* [Dataset excerpts]:
────────
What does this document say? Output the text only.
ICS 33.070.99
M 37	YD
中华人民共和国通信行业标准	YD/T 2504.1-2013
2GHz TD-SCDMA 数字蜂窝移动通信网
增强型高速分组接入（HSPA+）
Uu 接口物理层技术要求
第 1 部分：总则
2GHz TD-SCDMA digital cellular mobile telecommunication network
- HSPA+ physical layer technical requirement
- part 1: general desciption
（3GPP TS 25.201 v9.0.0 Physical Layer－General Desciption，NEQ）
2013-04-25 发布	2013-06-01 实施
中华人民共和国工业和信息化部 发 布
────────
* [What is expected]:
Copy out all of the records above with nothing altered.

* [The completed task]:
What does this document say? Output the text only.
ICS 33.070.99
M 37	YD
中华人民共和国通信行业标准	YD/T 2504.1-2013
2GHz TD-SCDMA 数字蜂窝移动通信网
增强型高速分组接入（HSPA+）
Uu 接口物理层技术要求
第 1 部分：总则
2GHz TD-SCDMA digital cellular mobile telecommunication network
- HSPA+ physical layer technical requirement
- part 1: general desciption
（3GPP TS 25.201 v9.0.0 Physical Layer－General Desciption，NEQ）
2013-04-25 发布	2013-06-01 实施
中华人民共和国工业和信息化部 发 布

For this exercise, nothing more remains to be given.